[BEGIN Provided entries]
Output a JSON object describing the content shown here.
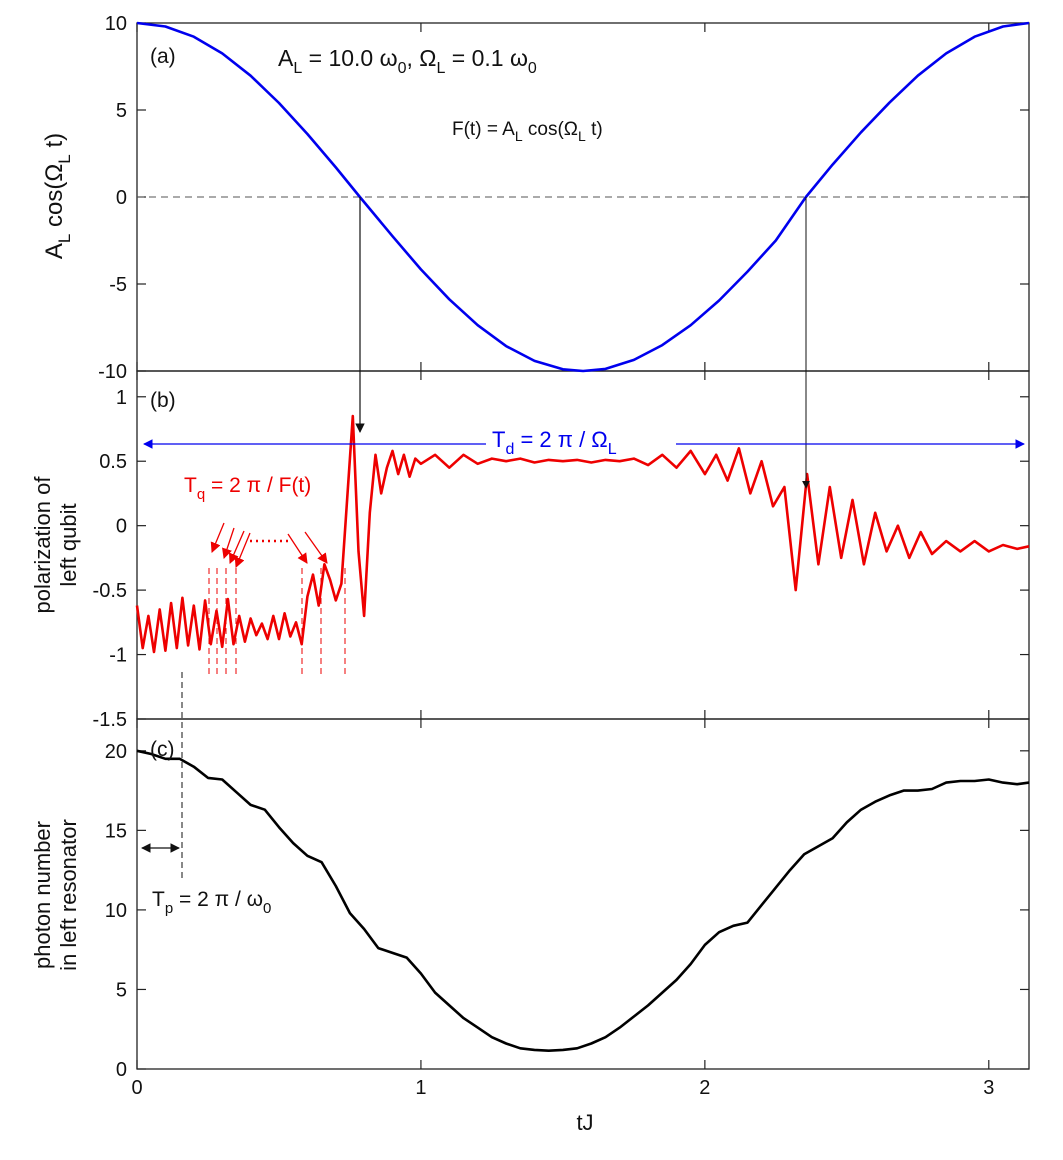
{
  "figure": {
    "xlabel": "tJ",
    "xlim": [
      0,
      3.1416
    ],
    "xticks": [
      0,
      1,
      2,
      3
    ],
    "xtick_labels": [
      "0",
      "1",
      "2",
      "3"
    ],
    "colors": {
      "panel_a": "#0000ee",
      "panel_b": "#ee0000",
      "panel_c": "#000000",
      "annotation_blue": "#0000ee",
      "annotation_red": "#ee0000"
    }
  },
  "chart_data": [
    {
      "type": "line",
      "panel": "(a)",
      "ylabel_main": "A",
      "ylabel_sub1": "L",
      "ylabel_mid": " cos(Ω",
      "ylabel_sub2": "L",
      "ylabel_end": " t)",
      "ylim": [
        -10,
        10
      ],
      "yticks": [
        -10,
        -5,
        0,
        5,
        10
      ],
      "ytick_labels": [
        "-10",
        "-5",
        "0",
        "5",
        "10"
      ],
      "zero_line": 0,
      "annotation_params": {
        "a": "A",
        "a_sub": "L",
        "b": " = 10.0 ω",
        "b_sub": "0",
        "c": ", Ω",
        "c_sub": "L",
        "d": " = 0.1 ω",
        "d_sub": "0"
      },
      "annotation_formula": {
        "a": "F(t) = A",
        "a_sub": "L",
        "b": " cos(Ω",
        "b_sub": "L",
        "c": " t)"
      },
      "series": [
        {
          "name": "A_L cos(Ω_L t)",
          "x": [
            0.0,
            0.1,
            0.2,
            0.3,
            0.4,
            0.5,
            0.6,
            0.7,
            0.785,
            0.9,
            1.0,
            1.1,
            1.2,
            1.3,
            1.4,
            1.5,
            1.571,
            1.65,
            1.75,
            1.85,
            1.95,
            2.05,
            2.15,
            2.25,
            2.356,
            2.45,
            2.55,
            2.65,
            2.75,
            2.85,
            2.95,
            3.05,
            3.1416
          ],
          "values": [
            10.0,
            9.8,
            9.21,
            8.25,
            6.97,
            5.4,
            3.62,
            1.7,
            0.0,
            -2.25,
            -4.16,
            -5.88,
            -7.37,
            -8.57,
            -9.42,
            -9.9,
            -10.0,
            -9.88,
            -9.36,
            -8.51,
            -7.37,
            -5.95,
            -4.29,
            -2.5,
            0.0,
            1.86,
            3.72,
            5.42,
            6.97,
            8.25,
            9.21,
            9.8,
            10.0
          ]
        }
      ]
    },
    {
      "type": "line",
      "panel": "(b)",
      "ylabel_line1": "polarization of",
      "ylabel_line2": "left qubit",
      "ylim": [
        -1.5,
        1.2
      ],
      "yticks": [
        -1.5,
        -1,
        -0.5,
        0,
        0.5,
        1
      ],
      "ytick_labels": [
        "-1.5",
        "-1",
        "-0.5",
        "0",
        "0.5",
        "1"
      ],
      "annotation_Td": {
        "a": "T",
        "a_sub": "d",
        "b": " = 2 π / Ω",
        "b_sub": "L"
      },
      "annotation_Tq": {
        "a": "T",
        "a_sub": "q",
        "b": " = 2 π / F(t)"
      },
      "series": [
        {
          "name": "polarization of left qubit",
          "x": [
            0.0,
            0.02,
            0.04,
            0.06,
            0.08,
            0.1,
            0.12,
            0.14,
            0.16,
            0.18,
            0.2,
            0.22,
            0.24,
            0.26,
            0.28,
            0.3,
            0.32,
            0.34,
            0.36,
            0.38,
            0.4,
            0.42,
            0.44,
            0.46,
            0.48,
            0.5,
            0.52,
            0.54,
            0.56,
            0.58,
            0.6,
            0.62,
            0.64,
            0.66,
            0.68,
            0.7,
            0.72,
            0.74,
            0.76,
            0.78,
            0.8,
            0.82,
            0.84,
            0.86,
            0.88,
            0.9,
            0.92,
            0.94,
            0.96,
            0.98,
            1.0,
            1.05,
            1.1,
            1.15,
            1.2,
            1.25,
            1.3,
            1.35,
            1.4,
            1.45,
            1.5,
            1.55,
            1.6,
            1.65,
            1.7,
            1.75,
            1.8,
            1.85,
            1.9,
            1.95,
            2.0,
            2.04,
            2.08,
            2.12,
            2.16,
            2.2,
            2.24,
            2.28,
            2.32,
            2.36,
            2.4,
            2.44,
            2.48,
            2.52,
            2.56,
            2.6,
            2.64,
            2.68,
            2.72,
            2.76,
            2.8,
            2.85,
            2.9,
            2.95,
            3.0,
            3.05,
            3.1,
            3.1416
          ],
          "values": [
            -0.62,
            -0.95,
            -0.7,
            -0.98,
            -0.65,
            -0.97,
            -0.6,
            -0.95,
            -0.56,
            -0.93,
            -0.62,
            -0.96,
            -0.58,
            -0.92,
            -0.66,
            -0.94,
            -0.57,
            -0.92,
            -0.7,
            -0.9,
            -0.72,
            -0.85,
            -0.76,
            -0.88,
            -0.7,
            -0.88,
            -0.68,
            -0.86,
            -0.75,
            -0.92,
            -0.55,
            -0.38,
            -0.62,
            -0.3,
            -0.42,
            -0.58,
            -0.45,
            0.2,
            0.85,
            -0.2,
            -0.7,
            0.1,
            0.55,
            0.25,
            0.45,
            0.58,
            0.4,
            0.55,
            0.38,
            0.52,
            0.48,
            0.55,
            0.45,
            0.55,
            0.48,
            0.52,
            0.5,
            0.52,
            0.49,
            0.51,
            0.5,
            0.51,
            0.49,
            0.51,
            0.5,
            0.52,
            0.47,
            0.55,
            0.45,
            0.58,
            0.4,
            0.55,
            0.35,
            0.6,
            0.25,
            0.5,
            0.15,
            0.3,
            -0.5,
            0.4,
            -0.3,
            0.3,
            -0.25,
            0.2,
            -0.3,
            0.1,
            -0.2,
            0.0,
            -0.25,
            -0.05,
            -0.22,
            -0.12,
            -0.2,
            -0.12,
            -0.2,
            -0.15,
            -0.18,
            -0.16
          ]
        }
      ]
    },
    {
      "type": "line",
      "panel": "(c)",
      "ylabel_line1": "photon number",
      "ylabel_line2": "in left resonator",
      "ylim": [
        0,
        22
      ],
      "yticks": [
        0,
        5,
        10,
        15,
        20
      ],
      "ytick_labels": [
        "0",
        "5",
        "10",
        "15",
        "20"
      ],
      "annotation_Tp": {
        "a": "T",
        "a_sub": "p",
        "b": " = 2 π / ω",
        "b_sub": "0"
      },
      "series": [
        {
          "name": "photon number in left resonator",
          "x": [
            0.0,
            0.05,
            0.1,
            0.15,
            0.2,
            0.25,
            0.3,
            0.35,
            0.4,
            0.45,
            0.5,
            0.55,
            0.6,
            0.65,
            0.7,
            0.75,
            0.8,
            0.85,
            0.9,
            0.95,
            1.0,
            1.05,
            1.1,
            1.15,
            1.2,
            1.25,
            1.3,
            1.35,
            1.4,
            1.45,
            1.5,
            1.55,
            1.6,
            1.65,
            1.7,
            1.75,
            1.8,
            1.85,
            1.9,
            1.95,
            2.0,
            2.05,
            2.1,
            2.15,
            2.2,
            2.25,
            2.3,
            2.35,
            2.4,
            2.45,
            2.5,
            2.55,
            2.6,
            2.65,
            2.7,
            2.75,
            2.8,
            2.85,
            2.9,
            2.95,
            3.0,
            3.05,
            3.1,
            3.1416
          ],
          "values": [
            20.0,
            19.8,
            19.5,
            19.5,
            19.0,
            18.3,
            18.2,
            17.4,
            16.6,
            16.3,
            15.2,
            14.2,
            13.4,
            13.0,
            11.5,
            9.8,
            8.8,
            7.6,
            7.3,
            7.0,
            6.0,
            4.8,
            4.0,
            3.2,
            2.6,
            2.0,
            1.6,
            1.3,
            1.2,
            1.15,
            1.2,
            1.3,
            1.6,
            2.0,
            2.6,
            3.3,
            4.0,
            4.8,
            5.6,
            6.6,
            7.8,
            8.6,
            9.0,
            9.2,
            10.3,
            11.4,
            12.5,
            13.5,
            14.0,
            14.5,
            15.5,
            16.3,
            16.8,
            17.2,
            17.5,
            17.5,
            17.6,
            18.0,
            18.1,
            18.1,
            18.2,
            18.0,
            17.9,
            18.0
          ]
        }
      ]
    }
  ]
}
[END Provided entries]
[BEGIN Provided entries]
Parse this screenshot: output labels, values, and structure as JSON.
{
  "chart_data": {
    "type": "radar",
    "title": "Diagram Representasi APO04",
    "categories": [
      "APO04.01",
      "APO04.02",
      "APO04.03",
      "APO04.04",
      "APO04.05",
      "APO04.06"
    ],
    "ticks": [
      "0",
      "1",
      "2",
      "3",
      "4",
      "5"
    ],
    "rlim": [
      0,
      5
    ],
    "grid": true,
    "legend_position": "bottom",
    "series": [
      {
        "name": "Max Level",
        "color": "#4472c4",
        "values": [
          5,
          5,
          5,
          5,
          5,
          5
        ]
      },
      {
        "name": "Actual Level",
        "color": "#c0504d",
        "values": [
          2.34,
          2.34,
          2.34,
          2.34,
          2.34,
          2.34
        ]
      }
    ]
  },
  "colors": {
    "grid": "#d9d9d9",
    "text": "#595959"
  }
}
[END Provided entries]
[BEGIN Provided entries]
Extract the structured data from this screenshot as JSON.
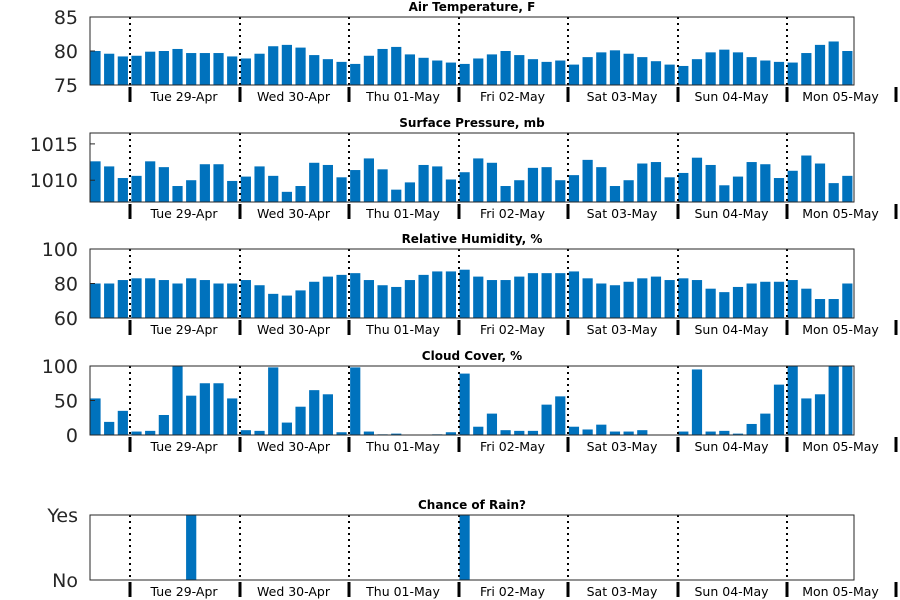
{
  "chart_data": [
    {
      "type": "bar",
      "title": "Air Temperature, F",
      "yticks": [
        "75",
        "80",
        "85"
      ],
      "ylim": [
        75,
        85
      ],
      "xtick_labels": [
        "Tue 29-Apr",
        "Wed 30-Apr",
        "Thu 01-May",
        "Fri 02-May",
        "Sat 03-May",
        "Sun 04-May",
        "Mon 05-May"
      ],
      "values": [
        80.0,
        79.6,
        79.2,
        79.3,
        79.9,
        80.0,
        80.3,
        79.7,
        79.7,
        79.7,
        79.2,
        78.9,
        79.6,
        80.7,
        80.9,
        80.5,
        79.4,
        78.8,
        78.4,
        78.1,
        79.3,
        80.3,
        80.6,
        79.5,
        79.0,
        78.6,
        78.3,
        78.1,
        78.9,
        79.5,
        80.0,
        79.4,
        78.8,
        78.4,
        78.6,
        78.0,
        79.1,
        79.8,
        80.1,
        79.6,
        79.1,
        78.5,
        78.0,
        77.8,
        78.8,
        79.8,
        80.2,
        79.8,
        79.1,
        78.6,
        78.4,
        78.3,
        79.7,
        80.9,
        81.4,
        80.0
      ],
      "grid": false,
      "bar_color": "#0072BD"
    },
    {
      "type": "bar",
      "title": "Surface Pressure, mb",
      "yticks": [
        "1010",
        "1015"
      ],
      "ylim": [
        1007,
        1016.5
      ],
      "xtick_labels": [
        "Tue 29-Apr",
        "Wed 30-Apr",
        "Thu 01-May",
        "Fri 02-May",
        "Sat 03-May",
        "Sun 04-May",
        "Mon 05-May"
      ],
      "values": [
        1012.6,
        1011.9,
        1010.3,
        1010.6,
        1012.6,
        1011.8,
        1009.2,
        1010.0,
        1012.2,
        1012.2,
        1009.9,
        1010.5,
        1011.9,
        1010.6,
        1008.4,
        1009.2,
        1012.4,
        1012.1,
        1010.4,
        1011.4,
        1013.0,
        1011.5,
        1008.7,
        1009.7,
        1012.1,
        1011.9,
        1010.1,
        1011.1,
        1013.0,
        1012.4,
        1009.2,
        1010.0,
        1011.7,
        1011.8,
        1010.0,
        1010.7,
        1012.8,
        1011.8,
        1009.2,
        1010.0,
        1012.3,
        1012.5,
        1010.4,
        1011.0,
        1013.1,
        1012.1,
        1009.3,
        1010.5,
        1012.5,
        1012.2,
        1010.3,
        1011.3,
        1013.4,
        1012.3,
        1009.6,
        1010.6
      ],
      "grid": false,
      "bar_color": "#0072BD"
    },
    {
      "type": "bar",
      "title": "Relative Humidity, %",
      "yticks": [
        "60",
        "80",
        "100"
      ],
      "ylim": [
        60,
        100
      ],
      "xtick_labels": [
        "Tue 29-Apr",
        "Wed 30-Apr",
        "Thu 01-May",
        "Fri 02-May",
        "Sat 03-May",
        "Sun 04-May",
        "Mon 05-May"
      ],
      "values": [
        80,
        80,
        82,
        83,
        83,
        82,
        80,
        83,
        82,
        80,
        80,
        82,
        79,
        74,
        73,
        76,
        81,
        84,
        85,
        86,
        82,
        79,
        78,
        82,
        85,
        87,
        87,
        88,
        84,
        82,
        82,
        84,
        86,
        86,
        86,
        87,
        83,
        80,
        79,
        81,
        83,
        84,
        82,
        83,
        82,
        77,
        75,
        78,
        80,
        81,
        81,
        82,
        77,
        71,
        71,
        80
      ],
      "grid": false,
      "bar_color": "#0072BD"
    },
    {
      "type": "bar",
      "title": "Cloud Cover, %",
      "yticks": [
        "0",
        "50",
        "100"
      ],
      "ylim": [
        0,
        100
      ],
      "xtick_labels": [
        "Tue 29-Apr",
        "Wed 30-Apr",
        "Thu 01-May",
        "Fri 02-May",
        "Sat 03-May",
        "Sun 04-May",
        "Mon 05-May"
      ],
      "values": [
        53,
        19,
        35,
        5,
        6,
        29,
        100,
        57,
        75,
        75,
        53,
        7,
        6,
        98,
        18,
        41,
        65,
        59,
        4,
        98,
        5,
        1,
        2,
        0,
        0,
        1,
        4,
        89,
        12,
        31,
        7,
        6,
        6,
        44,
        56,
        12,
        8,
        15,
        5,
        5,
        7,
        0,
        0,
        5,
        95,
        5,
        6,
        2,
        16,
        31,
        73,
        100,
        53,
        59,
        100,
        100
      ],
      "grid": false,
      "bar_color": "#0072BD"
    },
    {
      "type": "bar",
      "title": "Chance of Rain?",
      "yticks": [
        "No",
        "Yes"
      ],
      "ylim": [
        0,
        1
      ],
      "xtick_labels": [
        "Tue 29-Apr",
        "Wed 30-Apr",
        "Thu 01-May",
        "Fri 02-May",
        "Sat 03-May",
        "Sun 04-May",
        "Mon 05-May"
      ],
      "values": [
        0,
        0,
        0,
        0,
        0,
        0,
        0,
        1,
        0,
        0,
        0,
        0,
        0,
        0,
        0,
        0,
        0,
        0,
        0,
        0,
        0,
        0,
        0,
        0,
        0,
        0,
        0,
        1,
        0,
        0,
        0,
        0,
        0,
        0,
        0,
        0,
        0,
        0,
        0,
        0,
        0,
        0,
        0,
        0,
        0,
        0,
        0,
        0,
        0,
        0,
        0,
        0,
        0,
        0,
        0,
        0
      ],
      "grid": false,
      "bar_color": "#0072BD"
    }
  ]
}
[END Provided entries]
- _Task_
Go over the data above and copy every line that has the word "this" in it.

- _Right answer_
Parse this screenshot: output labels, values, and structure as JSON.
Extract the structured data from this screenshot as JSON.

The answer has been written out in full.